- GIVEN PROBLEM -
Find the line that contains "Parse this screenshot: output". Output it and every line after it to the end of the records, exactly as they appear.

##### SOURCE RECORDS

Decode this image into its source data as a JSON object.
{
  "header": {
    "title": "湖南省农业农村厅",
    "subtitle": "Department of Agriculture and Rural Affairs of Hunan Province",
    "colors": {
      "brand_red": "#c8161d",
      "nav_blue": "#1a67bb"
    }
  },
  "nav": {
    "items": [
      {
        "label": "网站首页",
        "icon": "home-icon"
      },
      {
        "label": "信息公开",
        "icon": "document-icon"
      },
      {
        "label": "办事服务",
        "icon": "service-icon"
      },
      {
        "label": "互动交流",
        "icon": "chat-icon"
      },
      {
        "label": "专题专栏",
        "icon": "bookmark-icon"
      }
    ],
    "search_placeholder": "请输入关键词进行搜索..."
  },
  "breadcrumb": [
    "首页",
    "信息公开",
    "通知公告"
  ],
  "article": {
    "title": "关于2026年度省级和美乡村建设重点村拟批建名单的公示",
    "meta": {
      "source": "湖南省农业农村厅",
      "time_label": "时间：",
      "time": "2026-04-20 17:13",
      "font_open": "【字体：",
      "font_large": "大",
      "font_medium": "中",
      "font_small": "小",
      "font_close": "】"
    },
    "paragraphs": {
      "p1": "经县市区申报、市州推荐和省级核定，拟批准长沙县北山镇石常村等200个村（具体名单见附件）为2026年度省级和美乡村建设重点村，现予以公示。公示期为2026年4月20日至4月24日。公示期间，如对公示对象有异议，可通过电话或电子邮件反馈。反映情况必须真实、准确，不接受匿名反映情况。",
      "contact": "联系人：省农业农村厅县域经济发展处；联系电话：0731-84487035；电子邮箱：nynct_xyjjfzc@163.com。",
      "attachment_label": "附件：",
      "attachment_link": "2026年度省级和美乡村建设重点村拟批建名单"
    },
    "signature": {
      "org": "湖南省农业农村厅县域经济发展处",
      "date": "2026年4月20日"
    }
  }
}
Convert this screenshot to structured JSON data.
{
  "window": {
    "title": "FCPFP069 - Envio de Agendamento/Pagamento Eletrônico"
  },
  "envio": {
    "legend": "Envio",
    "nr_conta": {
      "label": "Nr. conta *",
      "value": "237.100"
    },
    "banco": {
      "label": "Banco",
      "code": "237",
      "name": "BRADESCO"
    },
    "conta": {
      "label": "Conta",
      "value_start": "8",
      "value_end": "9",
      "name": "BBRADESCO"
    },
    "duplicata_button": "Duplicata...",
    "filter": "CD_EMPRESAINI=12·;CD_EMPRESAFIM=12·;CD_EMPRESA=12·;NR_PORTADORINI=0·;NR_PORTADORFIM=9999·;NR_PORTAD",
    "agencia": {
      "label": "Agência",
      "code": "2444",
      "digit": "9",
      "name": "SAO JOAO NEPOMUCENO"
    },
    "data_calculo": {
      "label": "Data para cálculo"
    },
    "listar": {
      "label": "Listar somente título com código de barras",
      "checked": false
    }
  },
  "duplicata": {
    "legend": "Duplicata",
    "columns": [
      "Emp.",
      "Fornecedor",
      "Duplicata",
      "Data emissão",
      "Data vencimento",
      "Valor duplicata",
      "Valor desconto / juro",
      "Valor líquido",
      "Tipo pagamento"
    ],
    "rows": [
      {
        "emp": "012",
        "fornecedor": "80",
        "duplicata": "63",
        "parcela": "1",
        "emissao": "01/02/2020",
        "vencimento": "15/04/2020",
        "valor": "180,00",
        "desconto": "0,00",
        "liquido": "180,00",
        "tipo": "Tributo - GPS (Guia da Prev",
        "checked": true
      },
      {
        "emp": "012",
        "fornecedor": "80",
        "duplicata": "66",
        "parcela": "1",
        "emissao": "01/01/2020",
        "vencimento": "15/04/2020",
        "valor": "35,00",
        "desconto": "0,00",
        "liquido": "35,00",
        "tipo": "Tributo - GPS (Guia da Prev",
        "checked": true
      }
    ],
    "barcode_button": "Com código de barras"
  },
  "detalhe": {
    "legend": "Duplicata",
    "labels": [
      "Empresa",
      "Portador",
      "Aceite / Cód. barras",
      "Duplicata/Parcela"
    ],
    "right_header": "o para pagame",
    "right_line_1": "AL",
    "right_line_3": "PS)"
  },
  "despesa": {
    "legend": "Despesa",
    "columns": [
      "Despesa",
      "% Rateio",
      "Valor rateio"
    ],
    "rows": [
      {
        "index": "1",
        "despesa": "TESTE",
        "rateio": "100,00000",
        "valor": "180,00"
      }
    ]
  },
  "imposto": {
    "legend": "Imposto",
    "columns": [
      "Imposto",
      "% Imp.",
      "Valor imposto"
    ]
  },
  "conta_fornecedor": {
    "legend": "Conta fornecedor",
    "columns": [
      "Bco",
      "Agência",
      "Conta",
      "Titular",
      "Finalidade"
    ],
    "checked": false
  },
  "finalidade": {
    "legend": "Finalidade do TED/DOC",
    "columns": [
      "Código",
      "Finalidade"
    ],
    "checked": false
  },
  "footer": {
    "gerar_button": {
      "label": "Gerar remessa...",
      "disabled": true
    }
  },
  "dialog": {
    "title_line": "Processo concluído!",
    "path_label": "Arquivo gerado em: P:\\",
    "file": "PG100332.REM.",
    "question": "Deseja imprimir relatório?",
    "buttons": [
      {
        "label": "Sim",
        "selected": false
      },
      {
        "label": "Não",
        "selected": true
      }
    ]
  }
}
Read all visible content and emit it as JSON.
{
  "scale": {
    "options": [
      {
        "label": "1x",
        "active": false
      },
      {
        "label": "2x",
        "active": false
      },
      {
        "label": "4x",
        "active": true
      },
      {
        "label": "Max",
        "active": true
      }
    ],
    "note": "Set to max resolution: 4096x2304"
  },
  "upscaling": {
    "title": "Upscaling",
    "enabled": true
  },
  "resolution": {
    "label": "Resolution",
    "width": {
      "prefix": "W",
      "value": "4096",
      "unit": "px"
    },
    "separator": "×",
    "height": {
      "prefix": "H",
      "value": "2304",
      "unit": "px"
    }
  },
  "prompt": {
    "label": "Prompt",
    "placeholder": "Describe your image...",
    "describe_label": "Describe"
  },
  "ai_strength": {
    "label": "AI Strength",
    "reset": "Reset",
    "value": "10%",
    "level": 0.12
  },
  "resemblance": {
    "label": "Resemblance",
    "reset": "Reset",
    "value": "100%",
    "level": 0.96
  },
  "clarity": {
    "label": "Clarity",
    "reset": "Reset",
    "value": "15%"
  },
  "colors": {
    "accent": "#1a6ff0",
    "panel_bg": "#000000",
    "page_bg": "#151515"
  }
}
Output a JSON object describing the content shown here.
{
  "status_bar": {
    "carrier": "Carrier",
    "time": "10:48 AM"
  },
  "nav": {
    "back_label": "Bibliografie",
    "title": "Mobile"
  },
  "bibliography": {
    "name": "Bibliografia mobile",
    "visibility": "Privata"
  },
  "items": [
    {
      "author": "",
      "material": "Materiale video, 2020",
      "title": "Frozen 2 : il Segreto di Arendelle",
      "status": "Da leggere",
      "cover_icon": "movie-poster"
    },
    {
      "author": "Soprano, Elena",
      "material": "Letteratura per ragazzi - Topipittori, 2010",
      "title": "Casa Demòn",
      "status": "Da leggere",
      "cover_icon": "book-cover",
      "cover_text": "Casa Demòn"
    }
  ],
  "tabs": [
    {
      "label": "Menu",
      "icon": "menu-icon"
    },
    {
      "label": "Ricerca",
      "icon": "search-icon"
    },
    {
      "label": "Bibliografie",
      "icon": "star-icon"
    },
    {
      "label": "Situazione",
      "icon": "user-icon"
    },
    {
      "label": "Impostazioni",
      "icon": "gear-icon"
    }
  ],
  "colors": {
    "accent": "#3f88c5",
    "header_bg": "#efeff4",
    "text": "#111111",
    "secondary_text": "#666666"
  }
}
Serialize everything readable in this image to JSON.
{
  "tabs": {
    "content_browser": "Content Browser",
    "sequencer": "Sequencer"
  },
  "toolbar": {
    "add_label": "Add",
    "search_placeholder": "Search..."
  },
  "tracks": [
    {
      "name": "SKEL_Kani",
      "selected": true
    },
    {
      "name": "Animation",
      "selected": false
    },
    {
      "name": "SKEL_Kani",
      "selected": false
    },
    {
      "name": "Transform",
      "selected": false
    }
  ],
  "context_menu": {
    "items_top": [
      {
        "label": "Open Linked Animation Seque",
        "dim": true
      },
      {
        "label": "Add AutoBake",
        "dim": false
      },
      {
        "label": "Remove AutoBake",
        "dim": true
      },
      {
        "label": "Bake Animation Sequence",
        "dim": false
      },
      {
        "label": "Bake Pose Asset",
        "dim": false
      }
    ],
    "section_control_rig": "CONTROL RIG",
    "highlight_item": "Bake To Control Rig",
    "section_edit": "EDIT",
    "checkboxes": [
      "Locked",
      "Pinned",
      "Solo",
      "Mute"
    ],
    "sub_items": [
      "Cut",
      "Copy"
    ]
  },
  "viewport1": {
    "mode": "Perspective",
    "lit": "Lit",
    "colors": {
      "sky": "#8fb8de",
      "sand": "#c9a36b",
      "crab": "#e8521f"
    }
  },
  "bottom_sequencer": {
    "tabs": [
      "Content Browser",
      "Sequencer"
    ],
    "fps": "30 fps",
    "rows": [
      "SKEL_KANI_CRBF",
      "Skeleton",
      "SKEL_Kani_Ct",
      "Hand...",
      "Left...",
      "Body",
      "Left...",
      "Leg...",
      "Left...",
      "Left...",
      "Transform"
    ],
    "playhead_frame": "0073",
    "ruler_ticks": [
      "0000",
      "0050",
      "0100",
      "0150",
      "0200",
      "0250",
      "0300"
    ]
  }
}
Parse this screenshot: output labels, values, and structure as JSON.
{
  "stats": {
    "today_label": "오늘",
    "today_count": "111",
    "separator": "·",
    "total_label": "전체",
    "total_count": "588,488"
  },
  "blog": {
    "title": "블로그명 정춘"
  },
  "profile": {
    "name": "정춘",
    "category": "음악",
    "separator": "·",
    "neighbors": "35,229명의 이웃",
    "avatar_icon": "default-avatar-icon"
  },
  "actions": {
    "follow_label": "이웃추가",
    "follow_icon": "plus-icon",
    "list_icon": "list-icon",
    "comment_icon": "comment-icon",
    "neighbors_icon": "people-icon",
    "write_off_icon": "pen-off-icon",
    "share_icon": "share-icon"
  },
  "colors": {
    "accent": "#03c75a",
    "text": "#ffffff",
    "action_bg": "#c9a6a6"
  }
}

##########

- REPLY -
Parse this screenshot: output labels, values, and structure as JSON.
{
  "stats": {
    "today_label": "오늘",
    "today_count": "111",
    "separator": "·",
    "total_label": "전체",
    "total_count": "588,488"
  },
  "blog": {
    "title": "블로그명 정춘"
  },
  "profile": {
    "name": "정춘",
    "category": "음악",
    "separator": "·",
    "neighbors": "35,229명의 이웃",
    "avatar_icon": "default-avatar-icon"
  },
  "actions": {
    "follow_label": "이웃추가",
    "follow_icon": "plus-icon",
    "list_icon": "list-icon",
    "comment_icon": "comment-icon",
    "neighbors_icon": "people-icon",
    "write_off_icon": "pen-off-icon",
    "share_icon": "share-icon"
  },
  "colors": {
    "accent": "#03c75a",
    "text": "#ffffff",
    "action_bg": "#c9a6a6"
  }
}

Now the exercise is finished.